### DO THIS
Extract the complete data exactly as given.

Extracts from a graphics dataset:

┄┄┄┄┄┄

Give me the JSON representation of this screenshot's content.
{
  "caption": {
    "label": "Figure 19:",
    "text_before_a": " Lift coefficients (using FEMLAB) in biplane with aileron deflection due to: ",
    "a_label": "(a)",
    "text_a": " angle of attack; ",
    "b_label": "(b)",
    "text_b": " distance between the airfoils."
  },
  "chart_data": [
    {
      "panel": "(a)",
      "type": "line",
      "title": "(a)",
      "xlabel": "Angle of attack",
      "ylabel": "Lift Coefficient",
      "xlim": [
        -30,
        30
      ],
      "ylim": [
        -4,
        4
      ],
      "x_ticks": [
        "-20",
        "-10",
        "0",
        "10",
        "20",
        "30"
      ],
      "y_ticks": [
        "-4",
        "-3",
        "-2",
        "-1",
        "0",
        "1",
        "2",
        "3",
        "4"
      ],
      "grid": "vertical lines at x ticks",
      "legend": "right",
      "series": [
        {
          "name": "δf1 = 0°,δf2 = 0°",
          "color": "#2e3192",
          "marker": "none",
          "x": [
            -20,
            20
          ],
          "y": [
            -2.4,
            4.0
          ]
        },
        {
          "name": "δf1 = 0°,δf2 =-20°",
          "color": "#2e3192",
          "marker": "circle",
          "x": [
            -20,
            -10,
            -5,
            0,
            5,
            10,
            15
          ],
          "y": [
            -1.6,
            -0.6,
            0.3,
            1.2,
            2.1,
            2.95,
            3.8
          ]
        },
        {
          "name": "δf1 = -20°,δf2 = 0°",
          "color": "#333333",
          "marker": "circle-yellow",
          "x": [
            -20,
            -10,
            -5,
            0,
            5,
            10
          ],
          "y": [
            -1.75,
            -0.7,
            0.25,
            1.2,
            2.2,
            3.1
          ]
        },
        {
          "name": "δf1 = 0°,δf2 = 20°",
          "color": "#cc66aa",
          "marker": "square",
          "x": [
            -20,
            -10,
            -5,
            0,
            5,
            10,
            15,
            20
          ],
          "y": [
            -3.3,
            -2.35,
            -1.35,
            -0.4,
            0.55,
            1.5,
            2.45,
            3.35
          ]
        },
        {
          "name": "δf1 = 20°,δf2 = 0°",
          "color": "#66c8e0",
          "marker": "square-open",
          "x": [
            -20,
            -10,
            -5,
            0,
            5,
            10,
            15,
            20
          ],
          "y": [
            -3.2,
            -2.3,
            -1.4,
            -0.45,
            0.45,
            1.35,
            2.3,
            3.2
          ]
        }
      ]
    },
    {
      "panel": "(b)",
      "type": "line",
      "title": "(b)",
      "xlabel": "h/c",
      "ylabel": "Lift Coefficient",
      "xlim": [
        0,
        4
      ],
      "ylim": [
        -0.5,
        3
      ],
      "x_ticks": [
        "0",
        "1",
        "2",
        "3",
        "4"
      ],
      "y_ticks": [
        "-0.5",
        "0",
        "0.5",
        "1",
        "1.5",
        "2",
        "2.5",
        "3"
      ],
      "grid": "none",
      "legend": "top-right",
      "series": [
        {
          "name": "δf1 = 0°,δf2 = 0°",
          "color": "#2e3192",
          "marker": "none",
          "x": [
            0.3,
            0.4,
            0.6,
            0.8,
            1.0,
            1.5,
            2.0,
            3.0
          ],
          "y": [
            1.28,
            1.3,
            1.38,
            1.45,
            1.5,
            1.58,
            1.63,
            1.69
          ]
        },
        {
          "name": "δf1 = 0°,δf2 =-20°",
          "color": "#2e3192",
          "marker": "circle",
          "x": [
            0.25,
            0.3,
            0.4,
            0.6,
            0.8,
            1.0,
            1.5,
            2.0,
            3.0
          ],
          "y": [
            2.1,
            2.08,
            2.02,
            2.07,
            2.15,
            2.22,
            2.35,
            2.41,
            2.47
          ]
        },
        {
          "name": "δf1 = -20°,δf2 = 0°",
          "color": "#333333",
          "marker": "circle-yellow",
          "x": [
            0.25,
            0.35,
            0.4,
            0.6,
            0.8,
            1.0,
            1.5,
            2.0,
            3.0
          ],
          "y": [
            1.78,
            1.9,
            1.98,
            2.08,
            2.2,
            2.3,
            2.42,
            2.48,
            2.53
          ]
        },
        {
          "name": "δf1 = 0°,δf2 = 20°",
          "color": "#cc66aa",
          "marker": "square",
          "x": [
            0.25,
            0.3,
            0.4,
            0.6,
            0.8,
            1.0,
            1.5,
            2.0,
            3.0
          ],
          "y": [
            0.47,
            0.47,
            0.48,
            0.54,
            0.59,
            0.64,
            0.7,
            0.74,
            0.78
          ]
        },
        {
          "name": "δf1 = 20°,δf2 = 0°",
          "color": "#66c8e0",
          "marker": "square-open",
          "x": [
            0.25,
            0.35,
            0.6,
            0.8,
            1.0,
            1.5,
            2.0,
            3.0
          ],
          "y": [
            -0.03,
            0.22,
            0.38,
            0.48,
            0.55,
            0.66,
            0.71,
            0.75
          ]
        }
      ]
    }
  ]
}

┄┄┄┄┄┄

### COMPLETE ANSWER
Give me the JSON representation of this screenshot's content.
{
  "caption": {
    "label": "Figure 19:",
    "text_before_a": " Lift coefficients (using FEMLAB) in biplane with aileron deflection due to: ",
    "a_label": "(a)",
    "text_a": " angle of attack; ",
    "b_label": "(b)",
    "text_b": " distance between the airfoils."
  },
  "chart_data": [
    {
      "panel": "(a)",
      "type": "line",
      "title": "(a)",
      "xlabel": "Angle of attack",
      "ylabel": "Lift Coefficient",
      "xlim": [
        -30,
        30
      ],
      "ylim": [
        -4,
        4
      ],
      "x_ticks": [
        "-20",
        "-10",
        "0",
        "10",
        "20",
        "30"
      ],
      "y_ticks": [
        "-4",
        "-3",
        "-2",
        "-1",
        "0",
        "1",
        "2",
        "3",
        "4"
      ],
      "grid": "vertical lines at x ticks",
      "legend": "right",
      "series": [
        {
          "name": "δf1 = 0°,δf2 = 0°",
          "color": "#2e3192",
          "marker": "none",
          "x": [
            -20,
            20
          ],
          "y": [
            -2.4,
            4.0
          ]
        },
        {
          "name": "δf1 = 0°,δf2 =-20°",
          "color": "#2e3192",
          "marker": "circle",
          "x": [
            -20,
            -10,
            -5,
            0,
            5,
            10,
            15
          ],
          "y": [
            -1.6,
            -0.6,
            0.3,
            1.2,
            2.1,
            2.95,
            3.8
          ]
        },
        {
          "name": "δf1 = -20°,δf2 = 0°",
          "color": "#333333",
          "marker": "circle-yellow",
          "x": [
            -20,
            -10,
            -5,
            0,
            5,
            10
          ],
          "y": [
            -1.75,
            -0.7,
            0.25,
            1.2,
            2.2,
            3.1
          ]
        },
        {
          "name": "δf1 = 0°,δf2 = 20°",
          "color": "#cc66aa",
          "marker": "square",
          "x": [
            -20,
            -10,
            -5,
            0,
            5,
            10,
            15,
            20
          ],
          "y": [
            -3.3,
            -2.35,
            -1.35,
            -0.4,
            0.55,
            1.5,
            2.45,
            3.35
          ]
        },
        {
          "name": "δf1 = 20°,δf2 = 0°",
          "color": "#66c8e0",
          "marker": "square-open",
          "x": [
            -20,
            -10,
            -5,
            0,
            5,
            10,
            15,
            20
          ],
          "y": [
            -3.2,
            -2.3,
            -1.4,
            -0.45,
            0.45,
            1.35,
            2.3,
            3.2
          ]
        }
      ]
    },
    {
      "panel": "(b)",
      "type": "line",
      "title": "(b)",
      "xlabel": "h/c",
      "ylabel": "Lift Coefficient",
      "xlim": [
        0,
        4
      ],
      "ylim": [
        -0.5,
        3
      ],
      "x_ticks": [
        "0",
        "1",
        "2",
        "3",
        "4"
      ],
      "y_ticks": [
        "-0.5",
        "0",
        "0.5",
        "1",
        "1.5",
        "2",
        "2.5",
        "3"
      ],
      "grid": "none",
      "legend": "top-right",
      "series": [
        {
          "name": "δf1 = 0°,δf2 = 0°",
          "color": "#2e3192",
          "marker": "none",
          "x": [
            0.3,
            0.4,
            0.6,
            0.8,
            1.0,
            1.5,
            2.0,
            3.0
          ],
          "y": [
            1.28,
            1.3,
            1.38,
            1.45,
            1.5,
            1.58,
            1.63,
            1.69
          ]
        },
        {
          "name": "δf1 = 0°,δf2 =-20°",
          "color": "#2e3192",
          "marker": "circle",
          "x": [
            0.25,
            0.3,
            0.4,
            0.6,
            0.8,
            1.0,
            1.5,
            2.0,
            3.0
          ],
          "y": [
            2.1,
            2.08,
            2.02,
            2.07,
            2.15,
            2.22,
            2.35,
            2.41,
            2.47
          ]
        },
        {
          "name": "δf1 = -20°,δf2 = 0°",
          "color": "#333333",
          "marker": "circle-yellow",
          "x": [
            0.25,
            0.35,
            0.4,
            0.6,
            0.8,
            1.0,
            1.5,
            2.0,
            3.0
          ],
          "y": [
            1.78,
            1.9,
            1.98,
            2.08,
            2.2,
            2.3,
            2.42,
            2.48,
            2.53
          ]
        },
        {
          "name": "δf1 = 0°,δf2 = 20°",
          "color": "#cc66aa",
          "marker": "square",
          "x": [
            0.25,
            0.3,
            0.4,
            0.6,
            0.8,
            1.0,
            1.5,
            2.0,
            3.0
          ],
          "y": [
            0.47,
            0.47,
            0.48,
            0.54,
            0.59,
            0.64,
            0.7,
            0.74,
            0.78
          ]
        },
        {
          "name": "δf1 = 20°,δf2 = 0°",
          "color": "#66c8e0",
          "marker": "square-open",
          "x": [
            0.25,
            0.35,
            0.6,
            0.8,
            1.0,
            1.5,
            2.0,
            3.0
          ],
          "y": [
            -0.03,
            0.22,
            0.38,
            0.48,
            0.55,
            0.66,
            0.71,
            0.75
          ]
        }
      ]
    }
  ]
}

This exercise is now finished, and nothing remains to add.